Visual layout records
= = = = =

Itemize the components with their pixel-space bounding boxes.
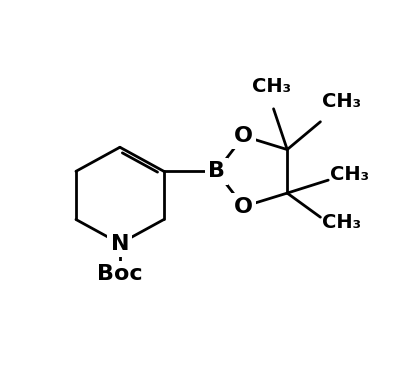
Text: CH₃: CH₃	[330, 165, 369, 184]
Text: N: N	[110, 233, 129, 253]
Text: Boc: Boc	[97, 264, 143, 284]
Text: B: B	[208, 161, 225, 181]
Text: CH₃: CH₃	[322, 92, 362, 111]
Text: O: O	[234, 197, 253, 217]
Text: CH₃: CH₃	[252, 77, 291, 96]
Text: O: O	[234, 126, 253, 146]
Text: CH₃: CH₃	[322, 213, 362, 232]
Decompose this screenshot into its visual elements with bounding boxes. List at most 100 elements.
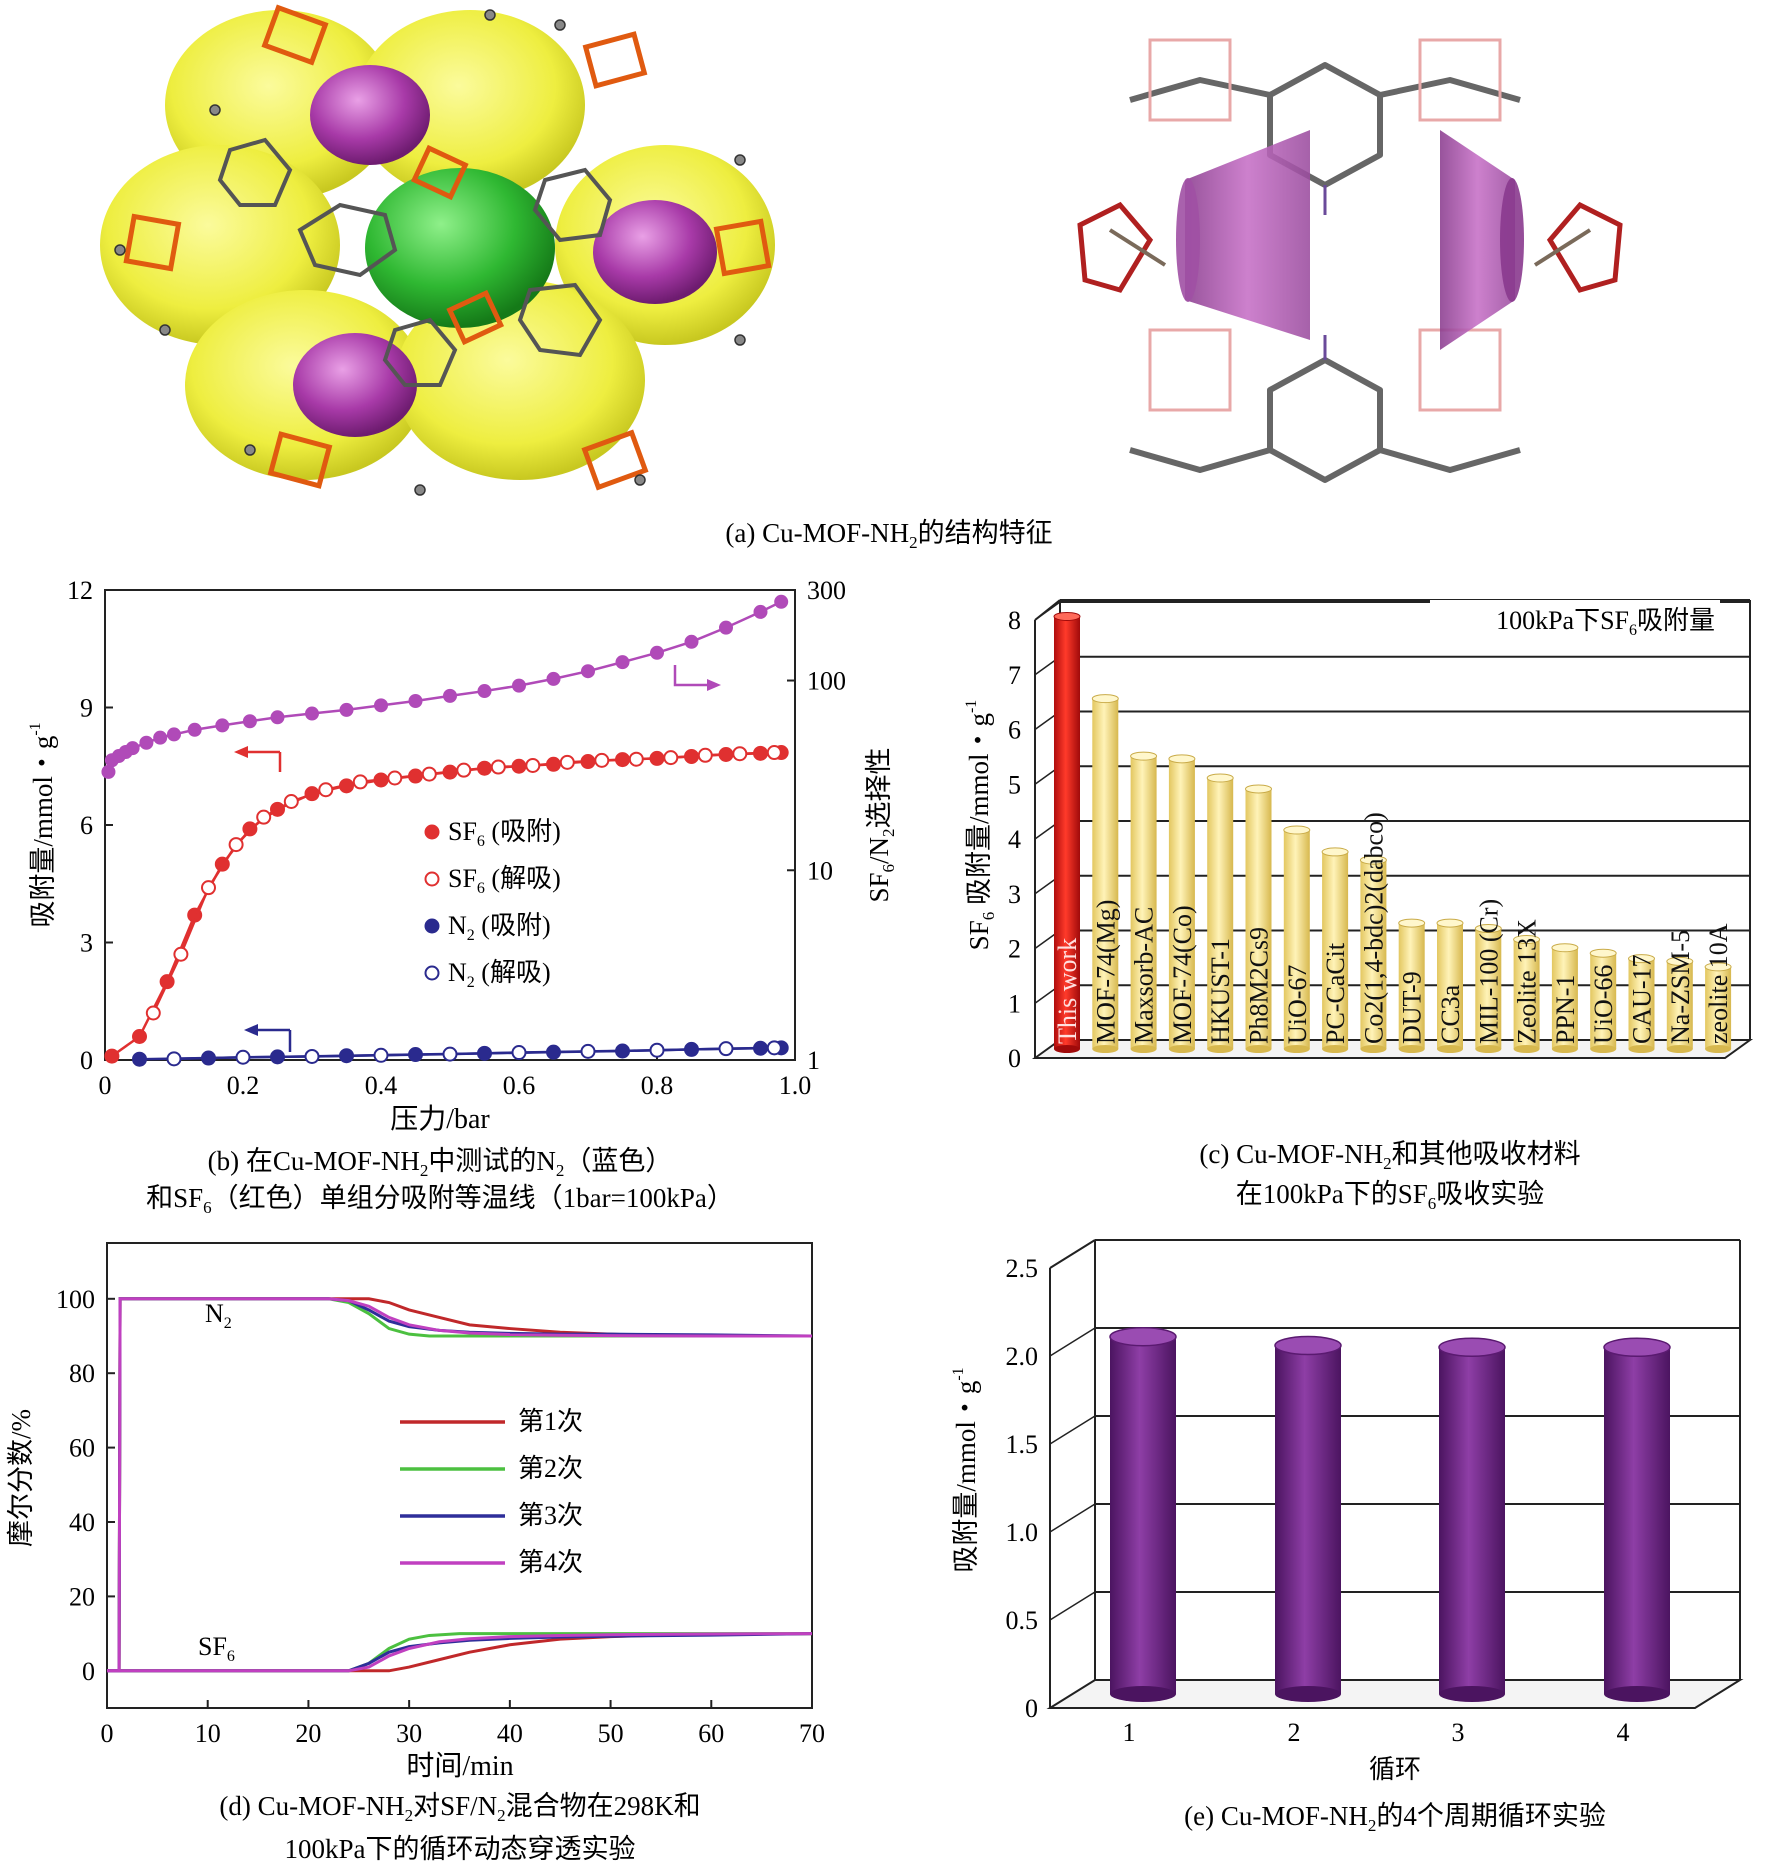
chart-b-legend: SF6 (吸附)SF6 (解吸)N2 (吸附)N2 (解吸) (424, 817, 561, 991)
b-data-point (373, 1047, 389, 1063)
b-data-point (546, 671, 561, 686)
c-bar (1322, 851, 1349, 1049)
chart-d-y-tick-labels: 0 20 40 60 80 100 (56, 1285, 95, 1686)
c-y-tick-label: 2 (1008, 935, 1021, 964)
panel-e: 0 0.5 1.0 1.5 2.0 2.5 1 2 3 4 循环 吸附量/mmol・g-1 (e… (950, 1239, 1744, 1835)
b-x-tick-label: 0.8 (641, 1071, 674, 1100)
c-bar-base (1168, 1045, 1195, 1053)
b-data-point (228, 837, 244, 853)
b-data-point (104, 1048, 120, 1064)
e-y-tick-label: 1.5 (1006, 1430, 1039, 1459)
c-bar-base (1092, 1045, 1119, 1053)
chart-b-axis-arrows (234, 665, 721, 1052)
d-y-tick-label: 20 (69, 1582, 95, 1611)
c-category-label: UiO-67 (1283, 965, 1312, 1044)
b-legend-label-sub: 6 (477, 833, 485, 850)
b-data-point (512, 678, 526, 693)
c-bar-cap (1321, 847, 1349, 857)
b-data-point (125, 741, 140, 756)
d-y-tick-label: 60 (69, 1434, 95, 1463)
b-y2-tick-label: 10 (807, 856, 833, 885)
e-gridline-side (1049, 1327, 1096, 1357)
b-data-point (650, 645, 664, 660)
d-n2-line (107, 1297, 812, 1673)
d-x-tick-label: 60 (698, 1719, 724, 1748)
c-category-label: zeolite 10A (1704, 923, 1733, 1044)
b-x-tick-label: 0.2 (227, 1071, 260, 1100)
e-gridline-side (1049, 1591, 1096, 1621)
c-bar-cap (1091, 694, 1119, 704)
c-bar (1168, 758, 1195, 1049)
c-category-label: PPN-1 (1551, 975, 1580, 1044)
c-category-label: HKUST-1 (1206, 938, 1235, 1044)
d-y-tick-label: 100 (56, 1285, 95, 1314)
b-data-point (166, 1051, 182, 1067)
e-y-tick-label: 2.0 (1006, 1342, 1039, 1371)
b-y-tick-label: 12 (67, 576, 93, 605)
c-category-label: UiO-66 (1589, 965, 1618, 1044)
b-data-point (421, 766, 437, 782)
b-data-point (697, 747, 713, 763)
e-x-tick-label: 4 (1617, 1718, 1630, 1747)
d-y-tick-label: 0 (82, 1657, 95, 1686)
b-data-point (477, 684, 492, 699)
chart-b-caption-line1: (b) 在Cu-MOF-NH2中测试的N2（蓝色） (208, 1146, 673, 1180)
b-data-point (187, 722, 202, 737)
chart-c-caption-line2: 在100kPa下的SF6吸收实验 (1236, 1179, 1545, 1213)
e-bar-base (1110, 1686, 1176, 1702)
b-data-point (408, 694, 423, 709)
c-bar (1054, 616, 1080, 1049)
c-y-tick-label: 8 (1008, 606, 1021, 635)
c-bar-base (1551, 1045, 1578, 1053)
b-data-point (132, 1051, 147, 1067)
c-category-label: Zeolite 13X (1513, 919, 1542, 1044)
c-category-label: CC3a (1436, 984, 1465, 1044)
c-category-label: Na-ZSM-5 (1666, 930, 1695, 1044)
chart-d-axis-ticks (106, 1297, 813, 1708)
b-legend-label-suffix: (解吸) (475, 958, 551, 987)
b-legend-label-suffix: (解吸) (485, 864, 561, 893)
b-data-point (719, 620, 733, 635)
d-n2-line (107, 1297, 812, 1673)
e-bar-cap (1109, 1326, 1177, 1347)
b-data-point (173, 946, 189, 962)
b-data-point (580, 1043, 596, 1059)
chart-d-x-tick-labels: 0 10 20 30 40 50 60 70 (101, 1719, 826, 1748)
b-data-point (628, 751, 644, 767)
c-bar-base (1513, 1045, 1540, 1053)
c-bar-cap (1666, 956, 1694, 966)
chart-d-n2-annotation: N2 (205, 1299, 232, 1332)
d-x-tick-label: 10 (195, 1719, 221, 1748)
b-data-point (145, 1005, 161, 1021)
b-data-point (270, 710, 285, 725)
b-legend-label: SF6 (解吸) (448, 864, 561, 897)
e-bar-cap (1603, 1337, 1671, 1358)
chart-c-y-axis-label: SF6 吸附量/mmol・g-1 (963, 700, 998, 951)
chart-d-caption-line2: 100kPa下的循环动态穿透实验 (285, 1834, 636, 1864)
b-data-point (242, 714, 257, 729)
c-y-tick-label: 3 (1008, 880, 1021, 909)
chart-b-y-axis-label: 吸附量/mmol・g-1 (27, 722, 58, 927)
e-bar (1275, 1345, 1341, 1694)
chart-c-title: 100kPa下SF6吸附量 (1496, 606, 1715, 639)
e-gridline-side (1049, 1415, 1096, 1445)
c-bar-cap (1513, 935, 1541, 944)
b-y2-tick-label: 100 (807, 667, 846, 696)
c-bar-base (1705, 1045, 1732, 1053)
d-x-tick-label: 40 (497, 1719, 523, 1748)
b-legend-label-suffix: (吸附) (475, 911, 551, 940)
b-data-point (201, 880, 216, 896)
b-x-tick-label: 1.0 (779, 1071, 812, 1100)
b-data-point (718, 1041, 734, 1057)
e-y-tick-label: 0.5 (1006, 1606, 1039, 1635)
c-bar (1398, 923, 1425, 1049)
panel-c: 0 1 2 3 4 5 6 7 8 This work MOF-74(Mg) Maxsorb-AC M… (963, 599, 1754, 1213)
c-bar (1130, 756, 1157, 1049)
c-bar-cap (1206, 773, 1234, 783)
b-y-tick-label: 9 (80, 694, 93, 723)
chart-c-y-tick-labels: 0 1 2 3 4 5 6 7 8 (1008, 606, 1021, 1073)
c-bar-cap (1704, 962, 1732, 972)
chart-e-x-tick-labels: 1 2 3 4 (1123, 1718, 1630, 1747)
c-bar-base (1398, 1045, 1425, 1053)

= = = = =

*TASK BRIEF*.
Replace every "b-data-point" in the records above with "b-marker" and give all the records again, with nothing else changed. Omit the pictures from your answer.

*THE COMPLETED TASK*.
Itemize the components with their pixel-space bounding boxes.
Text: CH₃: CH₃	[330, 165, 369, 184]
Text: N: N	[110, 233, 129, 253]
Text: Boc: Boc	[97, 264, 143, 284]
Text: B: B	[208, 161, 225, 181]
Text: CH₃: CH₃	[322, 92, 362, 111]
Text: O: O	[234, 197, 253, 217]
Text: CH₃: CH₃	[252, 77, 291, 96]
Text: O: O	[234, 126, 253, 146]
Text: CH₃: CH₃	[322, 213, 362, 232]
Decompose this screenshot into its visual elements with bounding boxes. List at most 100 elements.
chart-b-legend: SF6 (吸附)SF6 (解吸)N2 (吸附)N2 (解吸) (424, 817, 561, 991)
b-marker (373, 1047, 389, 1063)
b-marker (546, 671, 561, 686)
c-bar (1322, 851, 1349, 1049)
chart-d-y-tick-labels: 0 20 40 60 80 100 (56, 1285, 95, 1686)
c-y-tick-label: 2 (1008, 935, 1021, 964)
panel-e: 0 0.5 1.0 1.5 2.0 2.5 1 2 3 4 循环 吸附量/mmol・g-1 (e… (950, 1239, 1744, 1835)
b-x-tick-label: 0.8 (641, 1071, 674, 1100)
c-bar-base (1168, 1045, 1195, 1053)
b-marker (228, 837, 244, 853)
b-marker (104, 1048, 120, 1064)
e-y-tick-label: 1.5 (1006, 1430, 1039, 1459)
c-bar-base (1092, 1045, 1119, 1053)
chart-b-axis-arrows (234, 665, 721, 1052)
d-y-tick-label: 20 (69, 1582, 95, 1611)
c-category-label: UiO-67 (1283, 965, 1312, 1044)
b-legend-label-sub: 6 (477, 833, 485, 850)
b-marker (512, 678, 526, 693)
c-bar-cap (1321, 847, 1349, 857)
b-marker (125, 741, 140, 756)
d-y-tick-label: 60 (69, 1434, 95, 1463)
b-y2-tick-label: 10 (807, 856, 833, 885)
e-gridline-side (1049, 1327, 1096, 1357)
b-marker (650, 645, 664, 660)
d-n2-line (107, 1297, 812, 1673)
d-x-tick-label: 60 (698, 1719, 724, 1748)
c-category-label: zeolite 10A (1704, 923, 1733, 1044)
b-x-tick-label: 0.2 (227, 1071, 260, 1100)
e-gridline-side (1049, 1591, 1096, 1621)
c-bar-cap (1091, 694, 1119, 704)
c-bar (1168, 758, 1195, 1049)
c-category-label: PPN-1 (1551, 975, 1580, 1044)
c-category-label: HKUST-1 (1206, 938, 1235, 1044)
d-y-tick-label: 100 (56, 1285, 95, 1314)
b-marker (166, 1051, 182, 1067)
e-y-tick-label: 2.0 (1006, 1342, 1039, 1371)
b-y-tick-label: 12 (67, 576, 93, 605)
c-category-label: UiO-66 (1589, 965, 1618, 1044)
b-marker (421, 766, 437, 782)
b-marker (697, 747, 713, 763)
e-x-tick-label: 4 (1617, 1718, 1630, 1747)
d-y-tick-label: 0 (82, 1657, 95, 1686)
b-marker (477, 684, 492, 699)
chart-b-caption-line1: (b) 在Cu-MOF-NH2中测试的N2（蓝色） (208, 1146, 673, 1180)
b-marker (187, 722, 202, 737)
chart-c-caption-line2: 在100kPa下的SF6吸收实验 (1236, 1179, 1545, 1213)
e-bar-base (1110, 1686, 1176, 1702)
b-marker (408, 694, 423, 709)
c-bar (1054, 616, 1080, 1049)
c-y-tick-label: 8 (1008, 606, 1021, 635)
c-bar-base (1551, 1045, 1578, 1053)
b-marker (132, 1051, 147, 1067)
c-category-label: Zeolite 13X (1513, 919, 1542, 1044)
c-category-label: CC3a (1436, 984, 1465, 1044)
c-category-label: Na-ZSM-5 (1666, 930, 1695, 1044)
chart-d-axis-ticks (106, 1297, 813, 1708)
b-legend-label-suffix: (解吸) (475, 958, 551, 987)
b-legend-label-suffix: (解吸) (485, 864, 561, 893)
b-marker (719, 620, 733, 635)
d-n2-line (107, 1297, 812, 1673)
e-bar-cap (1109, 1326, 1177, 1347)
b-marker (173, 946, 189, 962)
b-marker (580, 1043, 596, 1059)
chart-d-x-tick-labels: 0 10 20 30 40 50 60 70 (101, 1719, 826, 1748)
b-marker (628, 751, 644, 767)
c-bar-base (1513, 1045, 1540, 1053)
c-bar-cap (1666, 956, 1694, 966)
chart-d-n2-annotation: N2 (205, 1299, 232, 1332)
d-x-tick-label: 10 (195, 1719, 221, 1748)
b-marker (145, 1005, 161, 1021)
b-marker (270, 710, 285, 725)
b-legend-label: SF6 (解吸) (448, 864, 561, 897)
e-bar-cap (1603, 1337, 1671, 1358)
chart-c-y-axis-label: SF6 吸附量/mmol・g-1 (963, 700, 998, 951)
chart-d-caption-line2: 100kPa下的循环动态穿透实验 (285, 1834, 636, 1864)
b-marker (242, 714, 257, 729)
c-y-tick-label: 3 (1008, 880, 1021, 909)
chart-b-y-axis-label: 吸附量/mmol・g-1 (27, 722, 58, 927)
e-bar (1275, 1345, 1341, 1694)
chart-c-title: 100kPa下SF6吸附量 (1496, 606, 1715, 639)
e-gridline-side (1049, 1415, 1096, 1445)
c-bar-cap (1513, 935, 1541, 944)
b-y2-tick-label: 100 (807, 667, 846, 696)
c-bar-base (1705, 1045, 1732, 1053)
d-x-tick-label: 40 (497, 1719, 523, 1748)
b-legend-label-suffix: (吸附) (475, 911, 551, 940)
b-marker (201, 880, 216, 896)
b-x-tick-label: 1.0 (779, 1071, 812, 1100)
b-marker (718, 1041, 734, 1057)
e-y-tick-label: 0.5 (1006, 1606, 1039, 1635)
c-bar (1398, 923, 1425, 1049)
panel-c: 0 1 2 3 4 5 6 7 8 This work MOF-74(Mg) Maxsorb-AC M… (963, 599, 1754, 1213)
c-bar (1130, 756, 1157, 1049)
c-bar-cap (1206, 773, 1234, 783)
b-y-tick-label: 9 (80, 694, 93, 723)
chart-c-y-tick-labels: 0 1 2 3 4 5 6 7 8 (1008, 606, 1021, 1073)
c-bar-cap (1704, 962, 1732, 972)
chart-e-x-tick-labels: 1 2 3 4 (1123, 1718, 1630, 1747)
c-bar-base (1398, 1045, 1425, 1053)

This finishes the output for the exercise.